Each entry that follows must be output without any deviation.
——————————
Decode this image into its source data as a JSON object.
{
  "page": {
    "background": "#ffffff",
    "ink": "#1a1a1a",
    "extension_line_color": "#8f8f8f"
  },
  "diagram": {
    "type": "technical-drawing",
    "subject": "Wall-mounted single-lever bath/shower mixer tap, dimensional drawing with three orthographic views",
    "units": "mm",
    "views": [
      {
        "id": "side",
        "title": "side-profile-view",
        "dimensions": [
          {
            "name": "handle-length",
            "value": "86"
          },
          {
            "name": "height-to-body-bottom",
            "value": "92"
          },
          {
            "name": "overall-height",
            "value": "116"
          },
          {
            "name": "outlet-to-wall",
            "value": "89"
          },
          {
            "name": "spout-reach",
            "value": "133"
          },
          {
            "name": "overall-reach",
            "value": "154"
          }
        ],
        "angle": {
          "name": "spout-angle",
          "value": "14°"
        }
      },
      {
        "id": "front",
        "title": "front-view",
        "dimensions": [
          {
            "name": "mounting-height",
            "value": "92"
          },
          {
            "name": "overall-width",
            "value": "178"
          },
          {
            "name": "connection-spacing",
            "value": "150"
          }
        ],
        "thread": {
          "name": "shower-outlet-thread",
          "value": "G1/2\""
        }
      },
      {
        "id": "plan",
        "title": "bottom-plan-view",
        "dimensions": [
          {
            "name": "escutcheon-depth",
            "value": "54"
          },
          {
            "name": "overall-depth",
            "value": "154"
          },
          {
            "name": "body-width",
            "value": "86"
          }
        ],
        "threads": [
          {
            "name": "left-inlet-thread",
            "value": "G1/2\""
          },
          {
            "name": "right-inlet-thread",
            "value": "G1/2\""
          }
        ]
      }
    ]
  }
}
——————————
**COMPLETED EXERCISE**
Decode this image into its source data as a JSON object.
{
  "page": {
    "background": "#ffffff",
    "ink": "#1a1a1a",
    "extension_line_color": "#8f8f8f"
  },
  "diagram": {
    "type": "technical-drawing",
    "subject": "Wall-mounted single-lever bath/shower mixer tap, dimensional drawing with three orthographic views",
    "units": "mm",
    "views": [
      {
        "id": "side",
        "title": "side-profile-view",
        "dimensions": [
          {
            "name": "handle-length",
            "value": "86"
          },
          {
            "name": "height-to-body-bottom",
            "value": "92"
          },
          {
            "name": "overall-height",
            "value": "116"
          },
          {
            "name": "outlet-to-wall",
            "value": "89"
          },
          {
            "name": "spout-reach",
            "value": "133"
          },
          {
            "name": "overall-reach",
            "value": "154"
          }
        ],
        "angle": {
          "name": "spout-angle",
          "value": "14°"
        }
      },
      {
        "id": "front",
        "title": "front-view",
        "dimensions": [
          {
            "name": "mounting-height",
            "value": "92"
          },
          {
            "name": "overall-width",
            "value": "178"
          },
          {
            "name": "connection-spacing",
            "value": "150"
          }
        ],
        "thread": {
          "name": "shower-outlet-thread",
          "value": "G1/2\""
        }
      },
      {
        "id": "plan",
        "title": "bottom-plan-view",
        "dimensions": [
          {
            "name": "escutcheon-depth",
            "value": "54"
          },
          {
            "name": "overall-depth",
            "value": "154"
          },
          {
            "name": "body-width",
            "value": "86"
          }
        ],
        "threads": [
          {
            "name": "left-inlet-thread",
            "value": "G1/2\""
          },
          {
            "name": "right-inlet-thread",
            "value": "G1/2\""
          }
        ]
      }
    ]
  }
}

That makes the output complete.